GOAL - Omit every picture and write out the rest of the records exactly.

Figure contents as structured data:
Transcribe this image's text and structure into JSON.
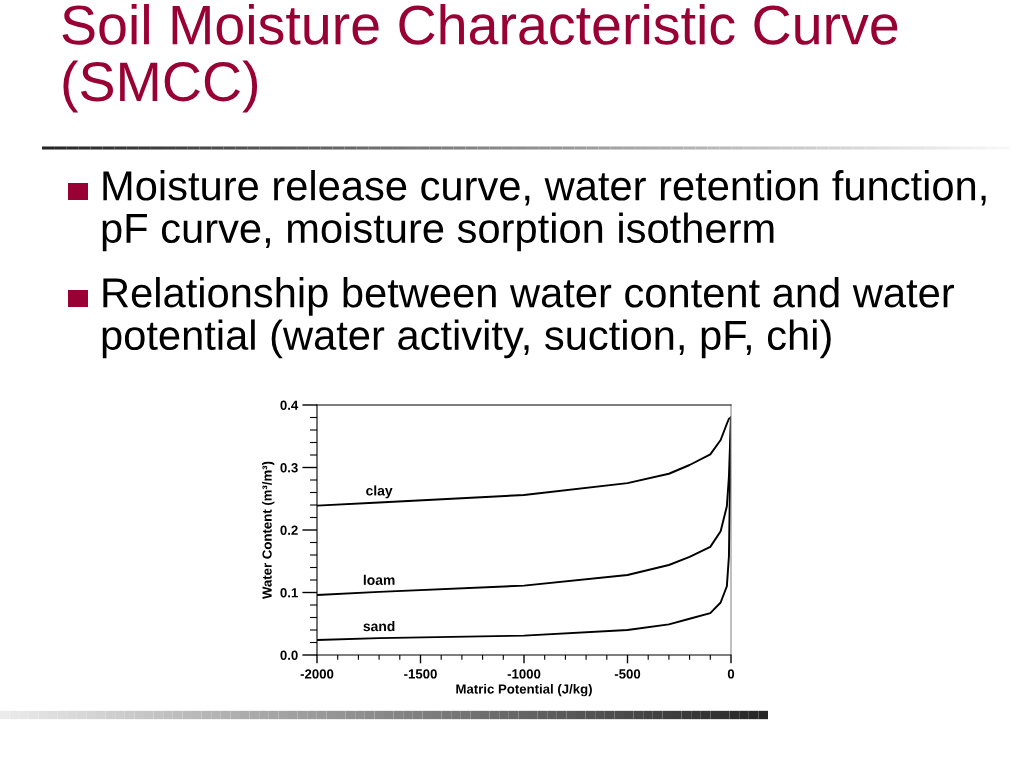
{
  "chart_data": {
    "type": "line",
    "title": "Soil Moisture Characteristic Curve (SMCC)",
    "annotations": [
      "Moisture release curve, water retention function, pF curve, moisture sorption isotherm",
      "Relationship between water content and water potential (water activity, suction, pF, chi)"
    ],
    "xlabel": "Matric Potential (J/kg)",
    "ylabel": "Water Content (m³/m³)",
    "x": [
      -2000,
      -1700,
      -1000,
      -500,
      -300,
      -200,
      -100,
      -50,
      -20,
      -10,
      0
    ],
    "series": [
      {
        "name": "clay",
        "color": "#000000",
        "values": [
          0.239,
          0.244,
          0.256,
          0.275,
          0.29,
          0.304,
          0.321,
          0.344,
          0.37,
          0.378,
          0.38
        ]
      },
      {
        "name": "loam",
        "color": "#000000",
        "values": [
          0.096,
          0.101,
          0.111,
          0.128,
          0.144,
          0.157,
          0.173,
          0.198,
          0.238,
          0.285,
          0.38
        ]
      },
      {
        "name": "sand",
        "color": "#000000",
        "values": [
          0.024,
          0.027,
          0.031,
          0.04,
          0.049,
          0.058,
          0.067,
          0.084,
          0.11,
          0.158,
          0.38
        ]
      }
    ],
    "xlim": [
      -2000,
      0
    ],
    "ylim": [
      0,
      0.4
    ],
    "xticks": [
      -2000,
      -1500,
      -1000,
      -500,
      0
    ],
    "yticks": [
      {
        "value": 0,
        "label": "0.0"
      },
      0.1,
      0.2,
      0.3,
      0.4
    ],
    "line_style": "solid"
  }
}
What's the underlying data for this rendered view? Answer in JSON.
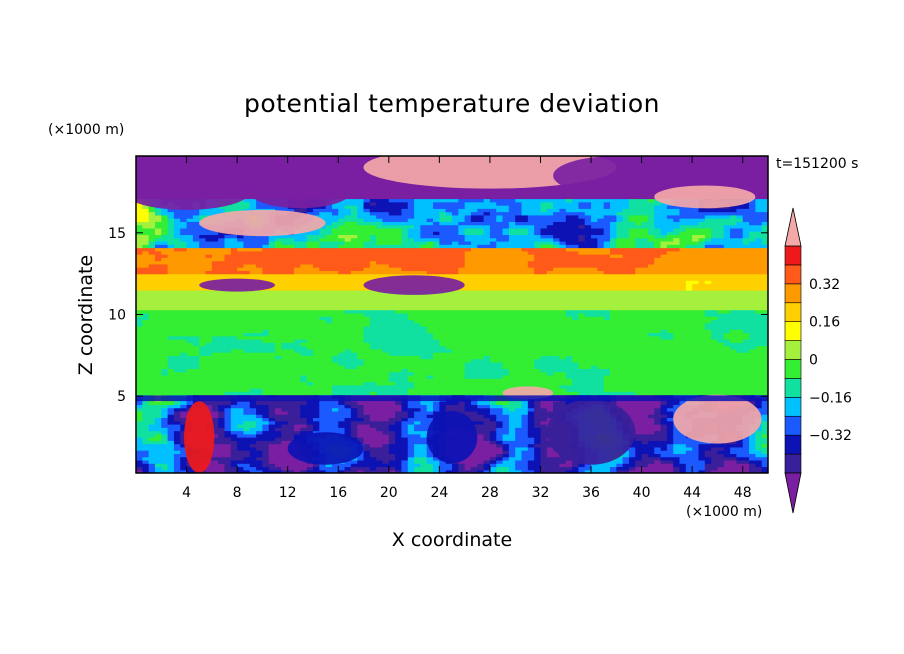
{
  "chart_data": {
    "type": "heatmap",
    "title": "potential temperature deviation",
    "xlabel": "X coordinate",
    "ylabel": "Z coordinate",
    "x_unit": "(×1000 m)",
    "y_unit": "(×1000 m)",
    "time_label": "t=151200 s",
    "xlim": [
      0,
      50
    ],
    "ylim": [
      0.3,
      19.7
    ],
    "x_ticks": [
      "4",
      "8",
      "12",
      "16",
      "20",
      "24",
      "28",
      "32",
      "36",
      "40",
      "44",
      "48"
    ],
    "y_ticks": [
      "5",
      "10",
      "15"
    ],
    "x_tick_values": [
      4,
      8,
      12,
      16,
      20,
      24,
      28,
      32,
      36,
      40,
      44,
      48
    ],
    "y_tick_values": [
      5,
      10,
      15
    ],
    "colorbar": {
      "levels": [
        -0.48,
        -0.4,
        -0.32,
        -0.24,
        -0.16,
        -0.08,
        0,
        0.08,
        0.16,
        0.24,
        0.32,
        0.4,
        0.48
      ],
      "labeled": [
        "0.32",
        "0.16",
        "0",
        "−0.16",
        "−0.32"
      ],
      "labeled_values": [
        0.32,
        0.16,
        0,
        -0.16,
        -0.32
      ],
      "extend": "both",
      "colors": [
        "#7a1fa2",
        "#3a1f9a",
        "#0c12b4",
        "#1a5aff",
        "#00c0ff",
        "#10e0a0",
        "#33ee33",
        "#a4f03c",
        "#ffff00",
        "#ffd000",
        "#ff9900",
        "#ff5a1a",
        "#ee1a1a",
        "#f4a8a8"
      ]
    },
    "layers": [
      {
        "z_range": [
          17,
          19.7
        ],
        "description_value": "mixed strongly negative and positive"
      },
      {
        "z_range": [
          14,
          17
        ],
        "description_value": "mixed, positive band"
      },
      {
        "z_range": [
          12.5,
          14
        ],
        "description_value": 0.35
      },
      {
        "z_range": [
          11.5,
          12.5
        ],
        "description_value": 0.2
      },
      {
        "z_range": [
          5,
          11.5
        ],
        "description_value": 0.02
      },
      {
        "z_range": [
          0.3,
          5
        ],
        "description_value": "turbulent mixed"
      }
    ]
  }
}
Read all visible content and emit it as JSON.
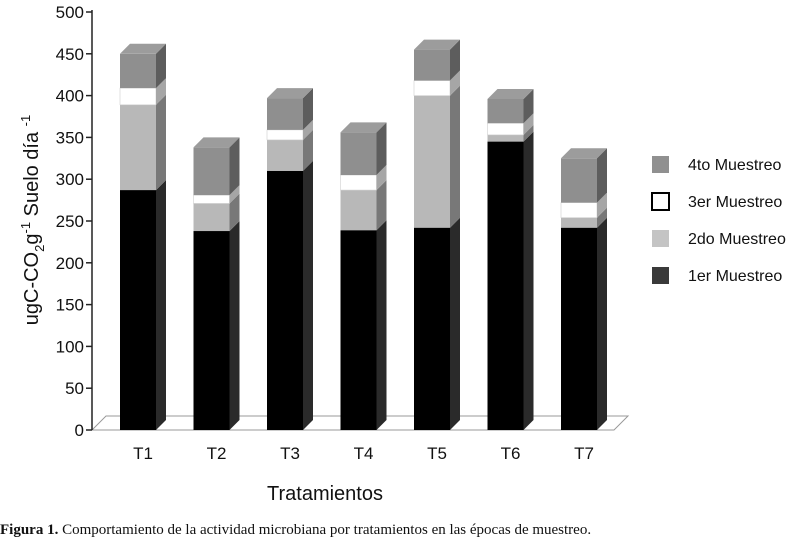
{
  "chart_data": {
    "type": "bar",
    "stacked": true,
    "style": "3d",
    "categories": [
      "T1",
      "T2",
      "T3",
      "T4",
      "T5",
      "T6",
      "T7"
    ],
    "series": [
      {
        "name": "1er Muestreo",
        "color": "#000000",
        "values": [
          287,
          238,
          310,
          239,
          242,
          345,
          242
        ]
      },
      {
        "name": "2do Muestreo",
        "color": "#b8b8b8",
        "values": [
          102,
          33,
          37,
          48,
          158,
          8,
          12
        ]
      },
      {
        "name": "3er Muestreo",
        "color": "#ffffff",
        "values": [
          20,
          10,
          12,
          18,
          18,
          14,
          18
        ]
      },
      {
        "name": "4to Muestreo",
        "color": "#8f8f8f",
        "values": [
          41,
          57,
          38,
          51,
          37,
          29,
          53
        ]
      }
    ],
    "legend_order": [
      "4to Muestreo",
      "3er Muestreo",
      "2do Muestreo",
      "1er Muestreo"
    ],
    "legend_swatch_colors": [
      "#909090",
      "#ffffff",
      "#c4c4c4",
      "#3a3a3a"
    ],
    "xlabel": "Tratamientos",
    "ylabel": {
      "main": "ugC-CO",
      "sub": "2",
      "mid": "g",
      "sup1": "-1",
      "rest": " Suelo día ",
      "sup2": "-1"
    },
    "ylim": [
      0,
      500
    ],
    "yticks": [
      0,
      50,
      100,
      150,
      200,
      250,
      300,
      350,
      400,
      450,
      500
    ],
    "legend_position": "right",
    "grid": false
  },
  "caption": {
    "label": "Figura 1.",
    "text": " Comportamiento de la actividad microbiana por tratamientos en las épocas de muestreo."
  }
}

REPLY TO THE TASK -
Transcribe this image's text and structure into JSON.
{
  "chart_data": {
    "type": "line",
    "title": "Soil Moisture Characteristic Curve (SMCC)",
    "annotations": [
      "Moisture release curve, water retention function, pF curve, moisture sorption isotherm",
      "Relationship between water content and water potential (water activity, suction, pF, chi)"
    ],
    "xlabel": "Matric Potential (J/kg)",
    "ylabel": "Water Content (m³/m³)",
    "x": [
      -2000,
      -1700,
      -1000,
      -500,
      -300,
      -200,
      -100,
      -50,
      -20,
      -10,
      0
    ],
    "series": [
      {
        "name": "clay",
        "color": "#000000",
        "values": [
          0.239,
          0.244,
          0.256,
          0.275,
          0.29,
          0.304,
          0.321,
          0.344,
          0.37,
          0.378,
          0.38
        ]
      },
      {
        "name": "loam",
        "color": "#000000",
        "values": [
          0.096,
          0.101,
          0.111,
          0.128,
          0.144,
          0.157,
          0.173,
          0.198,
          0.238,
          0.285,
          0.38
        ]
      },
      {
        "name": "sand",
        "color": "#000000",
        "values": [
          0.024,
          0.027,
          0.031,
          0.04,
          0.049,
          0.058,
          0.067,
          0.084,
          0.11,
          0.158,
          0.38
        ]
      }
    ],
    "xlim": [
      -2000,
      0
    ],
    "ylim": [
      0,
      0.4
    ],
    "xticks": [
      -2000,
      -1500,
      -1000,
      -500,
      0
    ],
    "yticks": [
      {
        "value": 0,
        "label": "0.0"
      },
      0.1,
      0.2,
      0.3,
      0.4
    ],
    "line_style": "solid"
  }
}
What's the underlying data for this rendered view? Answer in JSON.
{
  "chart_data": {
    "type": "heatmap",
    "title": "potential temperature deviation",
    "xlabel": "X coordinate",
    "ylabel": "Z coordinate",
    "x_unit": "(×1000 m)",
    "y_unit": "(×1000 m)",
    "time_label": "t=151200 s",
    "xlim": [
      0,
      50
    ],
    "ylim": [
      0.3,
      19.7
    ],
    "x_ticks": [
      "4",
      "8",
      "12",
      "16",
      "20",
      "24",
      "28",
      "32",
      "36",
      "40",
      "44",
      "48"
    ],
    "y_ticks": [
      "5",
      "10",
      "15"
    ],
    "x_tick_values": [
      4,
      8,
      12,
      16,
      20,
      24,
      28,
      32,
      36,
      40,
      44,
      48
    ],
    "y_tick_values": [
      5,
      10,
      15
    ],
    "colorbar": {
      "levels": [
        -0.48,
        -0.4,
        -0.32,
        -0.24,
        -0.16,
        -0.08,
        0,
        0.08,
        0.16,
        0.24,
        0.32,
        0.4,
        0.48
      ],
      "labeled": [
        "0.32",
        "0.16",
        "0",
        "−0.16",
        "−0.32"
      ],
      "labeled_values": [
        0.32,
        0.16,
        0,
        -0.16,
        -0.32
      ],
      "extend": "both",
      "colors": [
        "#7a1fa2",
        "#3a1f9a",
        "#0c12b4",
        "#1a5aff",
        "#00c0ff",
        "#10e0a0",
        "#33ee33",
        "#a4f03c",
        "#ffff00",
        "#ffd000",
        "#ff9900",
        "#ff5a1a",
        "#ee1a1a",
        "#f4a8a8"
      ]
    },
    "layers": [
      {
        "z_range": [
          17,
          19.7
        ],
        "description_value": "mixed strongly negative and positive"
      },
      {
        "z_range": [
          14,
          17
        ],
        "description_value": "mixed, positive band"
      },
      {
        "z_range": [
          12.5,
          14
        ],
        "description_value": 0.35
      },
      {
        "z_range": [
          11.5,
          12.5
        ],
        "description_value": 0.2
      },
      {
        "z_range": [
          5,
          11.5
        ],
        "description_value": 0.02
      },
      {
        "z_range": [
          0.3,
          5
        ],
        "description_value": "turbulent mixed"
      }
    ]
  }
}
Read all visible content and emit it as JSON.
{
  "chart_data": {
    "type": "bar",
    "stacked": true,
    "style": "3d",
    "categories": [
      "T1",
      "T2",
      "T3",
      "T4",
      "T5",
      "T6",
      "T7"
    ],
    "series": [
      {
        "name": "1er Muestreo",
        "color": "#000000",
        "values": [
          287,
          238,
          310,
          239,
          242,
          345,
          242
        ]
      },
      {
        "name": "2do Muestreo",
        "color": "#b8b8b8",
        "values": [
          102,
          33,
          37,
          48,
          158,
          8,
          12
        ]
      },
      {
        "name": "3er Muestreo",
        "color": "#ffffff",
        "values": [
          20,
          10,
          12,
          18,
          18,
          14,
          18
        ]
      },
      {
        "name": "4to Muestreo",
        "color": "#8f8f8f",
        "values": [
          41,
          57,
          38,
          51,
          37,
          29,
          53
        ]
      }
    ],
    "legend_order": [
      "4to Muestreo",
      "3er Muestreo",
      "2do Muestreo",
      "1er Muestreo"
    ],
    "legend_swatch_colors": [
      "#909090",
      "#ffffff",
      "#c4c4c4",
      "#3a3a3a"
    ],
    "xlabel": "Tratamientos",
    "ylabel": {
      "main": "ugC-CO",
      "sub": "2",
      "mid": "g",
      "sup1": "-1",
      "rest": " Suelo día ",
      "sup2": "-1"
    },
    "ylim": [
      0,
      500
    ],
    "yticks": [
      0,
      50,
      100,
      150,
      200,
      250,
      300,
      350,
      400,
      450,
      500
    ],
    "legend_position": "right",
    "grid": false
  },
  "caption": {
    "label": "Figura 1.",
    "text": " Comportamiento de la actividad microbiana por tratamientos en las épocas de muestreo."
  }
}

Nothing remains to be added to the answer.